TASK GOAL: Repeat each line word for word.

[Rows from a figure dataset]
-- begin --
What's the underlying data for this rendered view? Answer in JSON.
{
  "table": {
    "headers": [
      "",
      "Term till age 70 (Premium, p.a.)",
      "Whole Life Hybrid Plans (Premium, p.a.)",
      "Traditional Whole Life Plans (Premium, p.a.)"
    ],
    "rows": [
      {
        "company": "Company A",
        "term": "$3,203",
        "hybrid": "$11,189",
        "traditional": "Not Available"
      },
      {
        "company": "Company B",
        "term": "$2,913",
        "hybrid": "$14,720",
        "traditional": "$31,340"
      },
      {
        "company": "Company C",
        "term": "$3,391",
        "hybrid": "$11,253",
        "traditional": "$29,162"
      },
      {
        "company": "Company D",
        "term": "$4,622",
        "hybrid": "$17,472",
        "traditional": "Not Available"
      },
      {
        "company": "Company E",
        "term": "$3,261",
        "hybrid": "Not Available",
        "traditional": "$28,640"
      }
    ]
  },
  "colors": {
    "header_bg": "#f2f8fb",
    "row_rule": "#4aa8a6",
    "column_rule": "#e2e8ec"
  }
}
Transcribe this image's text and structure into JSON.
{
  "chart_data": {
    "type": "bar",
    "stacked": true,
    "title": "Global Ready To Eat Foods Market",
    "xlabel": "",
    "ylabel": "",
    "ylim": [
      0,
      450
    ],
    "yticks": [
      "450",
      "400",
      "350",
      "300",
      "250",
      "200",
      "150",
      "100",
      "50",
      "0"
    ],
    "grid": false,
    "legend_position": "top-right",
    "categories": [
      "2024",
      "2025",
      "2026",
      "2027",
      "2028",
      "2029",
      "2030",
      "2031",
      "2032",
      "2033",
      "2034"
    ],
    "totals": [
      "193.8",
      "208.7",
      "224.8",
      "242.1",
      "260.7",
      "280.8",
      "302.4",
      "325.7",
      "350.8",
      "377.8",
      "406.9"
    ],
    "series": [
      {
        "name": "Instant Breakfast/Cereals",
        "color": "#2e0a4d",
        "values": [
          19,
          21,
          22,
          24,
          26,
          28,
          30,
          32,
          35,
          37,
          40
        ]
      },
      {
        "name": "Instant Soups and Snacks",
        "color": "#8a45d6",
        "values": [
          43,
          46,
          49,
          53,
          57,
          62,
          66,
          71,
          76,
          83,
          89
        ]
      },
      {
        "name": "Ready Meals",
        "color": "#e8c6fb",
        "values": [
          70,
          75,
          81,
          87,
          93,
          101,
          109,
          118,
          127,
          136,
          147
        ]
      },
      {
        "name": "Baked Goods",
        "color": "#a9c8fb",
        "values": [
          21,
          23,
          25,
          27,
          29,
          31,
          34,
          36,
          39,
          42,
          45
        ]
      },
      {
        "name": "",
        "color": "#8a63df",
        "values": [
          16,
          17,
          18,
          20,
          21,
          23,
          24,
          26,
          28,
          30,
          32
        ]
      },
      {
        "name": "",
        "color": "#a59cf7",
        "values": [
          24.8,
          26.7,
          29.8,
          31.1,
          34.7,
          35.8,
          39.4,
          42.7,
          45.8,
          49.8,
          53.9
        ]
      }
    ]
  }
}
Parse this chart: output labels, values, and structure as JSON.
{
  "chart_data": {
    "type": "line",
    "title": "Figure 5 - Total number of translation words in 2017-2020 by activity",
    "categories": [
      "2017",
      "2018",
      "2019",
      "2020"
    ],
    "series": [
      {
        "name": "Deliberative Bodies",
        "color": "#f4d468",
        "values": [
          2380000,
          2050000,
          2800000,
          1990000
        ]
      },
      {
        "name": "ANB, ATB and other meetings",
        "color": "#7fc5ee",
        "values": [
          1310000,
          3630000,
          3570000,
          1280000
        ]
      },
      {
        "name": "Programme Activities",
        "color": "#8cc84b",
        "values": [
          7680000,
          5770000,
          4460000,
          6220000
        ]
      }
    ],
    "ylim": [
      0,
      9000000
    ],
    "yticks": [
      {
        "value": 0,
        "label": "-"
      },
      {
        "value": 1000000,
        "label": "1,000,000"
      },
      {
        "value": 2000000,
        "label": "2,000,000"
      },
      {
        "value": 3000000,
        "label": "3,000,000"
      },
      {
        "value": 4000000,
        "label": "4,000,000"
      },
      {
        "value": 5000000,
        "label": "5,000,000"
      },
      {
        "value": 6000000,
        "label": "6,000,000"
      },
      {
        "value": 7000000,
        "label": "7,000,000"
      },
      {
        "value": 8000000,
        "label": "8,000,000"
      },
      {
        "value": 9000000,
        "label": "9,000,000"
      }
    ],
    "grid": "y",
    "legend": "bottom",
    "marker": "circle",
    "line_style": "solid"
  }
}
-- end --
OUTPUT FOR THIS EXERCISE:
What's the underlying data for this rendered view? Answer in JSON.
{
  "table": {
    "headers": [
      "",
      "Term till age 70 (Premium, p.a.)",
      "Whole Life Hybrid Plans (Premium, p.a.)",
      "Traditional Whole Life Plans (Premium, p.a.)"
    ],
    "rows": [
      {
        "company": "Company A",
        "term": "$3,203",
        "hybrid": "$11,189",
        "traditional": "Not Available"
      },
      {
        "company": "Company B",
        "term": "$2,913",
        "hybrid": "$14,720",
        "traditional": "$31,340"
      },
      {
        "company": "Company C",
        "term": "$3,391",
        "hybrid": "$11,253",
        "traditional": "$29,162"
      },
      {
        "company": "Company D",
        "term": "$4,622",
        "hybrid": "$17,472",
        "traditional": "Not Available"
      },
      {
        "company": "Company E",
        "term": "$3,261",
        "hybrid": "Not Available",
        "traditional": "$28,640"
      }
    ]
  },
  "colors": {
    "header_bg": "#f2f8fb",
    "row_rule": "#4aa8a6",
    "column_rule": "#e2e8ec"
  }
}
Transcribe this image's text and structure into JSON.
{
  "chart_data": {
    "type": "bar",
    "stacked": true,
    "title": "Global Ready To Eat Foods Market",
    "xlabel": "",
    "ylabel": "",
    "ylim": [
      0,
      450
    ],
    "yticks": [
      "450",
      "400",
      "350",
      "300",
      "250",
      "200",
      "150",
      "100",
      "50",
      "0"
    ],
    "grid": false,
    "legend_position": "top-right",
    "categories": [
      "2024",
      "2025",
      "2026",
      "2027",
      "2028",
      "2029",
      "2030",
      "2031",
      "2032",
      "2033",
      "2034"
    ],
    "totals": [
      "193.8",
      "208.7",
      "224.8",
      "242.1",
      "260.7",
      "280.8",
      "302.4",
      "325.7",
      "350.8",
      "377.8",
      "406.9"
    ],
    "series": [
      {
        "name": "Instant Breakfast/Cereals",
        "color": "#2e0a4d",
        "values": [
          19,
          21,
          22,
          24,
          26,
          28,
          30,
          32,
          35,
          37,
          40
        ]
      },
      {
        "name": "Instant Soups and Snacks",
        "color": "#8a45d6",
        "values": [
          43,
          46,
          49,
          53,
          57,
          62,
          66,
          71,
          76,
          83,
          89
        ]
      },
      {
        "name": "Ready Meals",
        "color": "#e8c6fb",
        "values": [
          70,
          75,
          81,
          87,
          93,
          101,
          109,
          118,
          127,
          136,
          147
        ]
      },
      {
        "name": "Baked Goods",
        "color": "#a9c8fb",
        "values": [
          21,
          23,
          25,
          27,
          29,
          31,
          34,
          36,
          39,
          42,
          45
        ]
      },
      {
        "name": "",
        "color": "#8a63df",
        "values": [
          16,
          17,
          18,
          20,
          21,
          23,
          24,
          26,
          28,
          30,
          32
        ]
      },
      {
        "name": "",
        "color": "#a59cf7",
        "values": [
          24.8,
          26.7,
          29.8,
          31.1,
          34.7,
          35.8,
          39.4,
          42.7,
          45.8,
          49.8,
          53.9
        ]
      }
    ]
  }
}
Parse this chart: output labels, values, and structure as JSON.
{
  "chart_data": {
    "type": "line",
    "title": "Figure 5 - Total number of translation words in 2017-2020 by activity",
    "categories": [
      "2017",
      "2018",
      "2019",
      "2020"
    ],
    "series": [
      {
        "name": "Deliberative Bodies",
        "color": "#f4d468",
        "values": [
          2380000,
          2050000,
          2800000,
          1990000
        ]
      },
      {
        "name": "ANB, ATB and other meetings",
        "color": "#7fc5ee",
        "values": [
          1310000,
          3630000,
          3570000,
          1280000
        ]
      },
      {
        "name": "Programme Activities",
        "color": "#8cc84b",
        "values": [
          7680000,
          5770000,
          4460000,
          6220000
        ]
      }
    ],
    "ylim": [
      0,
      9000000
    ],
    "yticks": [
      {
        "value": 0,
        "label": "-"
      },
      {
        "value": 1000000,
        "label": "1,000,000"
      },
      {
        "value": 2000000,
        "label": "2,000,000"
      },
      {
        "value": 3000000,
        "label": "3,000,000"
      },
      {
        "value": 4000000,
        "label": "4,000,000"
      },
      {
        "value": 5000000,
        "label": "5,000,000"
      },
      {
        "value": 6000000,
        "label": "6,000,000"
      },
      {
        "value": 7000000,
        "label": "7,000,000"
      },
      {
        "value": 8000000,
        "label": "8,000,000"
      },
      {
        "value": 9000000,
        "label": "9,000,000"
      }
    ],
    "grid": "y",
    "legend": "bottom",
    "marker": "circle",
    "line_style": "solid"
  }
}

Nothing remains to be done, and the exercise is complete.